## Written request
Keep every line where the word "Igua" appears; drop the rest.
※
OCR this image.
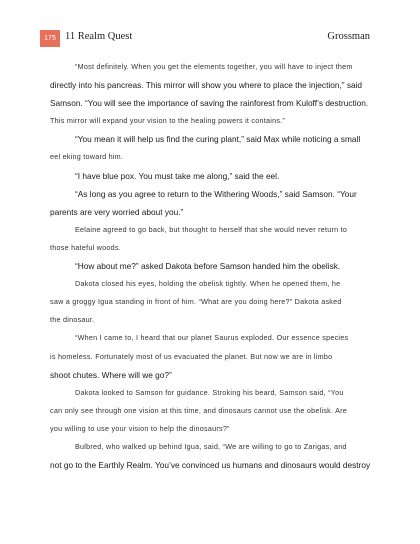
175 11 Realm Quest	Grossman
“Most definitely. When you get the elements together, you will have to inject them
directly into his pancreas. This mirror will show you where to place the injection,” said
Samson. “You will see the importance of saving the rainforest from Kuloff’s destruction.
This mirror will expand your vision to the healing powers it contains.”
“You mean it will help us find the curing plant,” said Max while noticing a small
eel eking toward him.
“I have blue pox. You must take me along,” said the eel.
“As long as you agree to return to the Withering Woods,” said Samson. “Your
parents are very worried about you.”
Eelaine agreed to go back, but thought to herself that she would never return to
those hateful woods.
“How about me?” asked Dakota before Samson handed him the obelisk.
Dakota closed his eyes, holding the obelisk tightly. When he opened them, he
saw a groggy Igua standing in front of him. “What are you doing here?” Dakota asked
the dinosaur.
“When I came to, I heard that our planet Saurus exploded. Our essence species
is homeless. Fortunately most of us evacuated the planet. But now we are in limbo
shoot chutes. Where will we go?”
Dakota looked to Samson for guidance. Stroking his beard, Samson said, “You
can only see through one vision at this time, and dinosaurs cannot use the obelisk. Are
you willing to use your vision to help the dinosaurs?”
Bulbred, who walked up behind Igua, said, “We are willing to go to Zarigas, and
not go to the Earthly Realm. You’ve convinced us humans and dinosaurs would destroy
※
## Exercise response
saw a groggy Igua standing in front of him. “What are you doing here?” Dakota asked
Bulbred, who walked up behind Igua, said, “We are willing to go to Zarigas, and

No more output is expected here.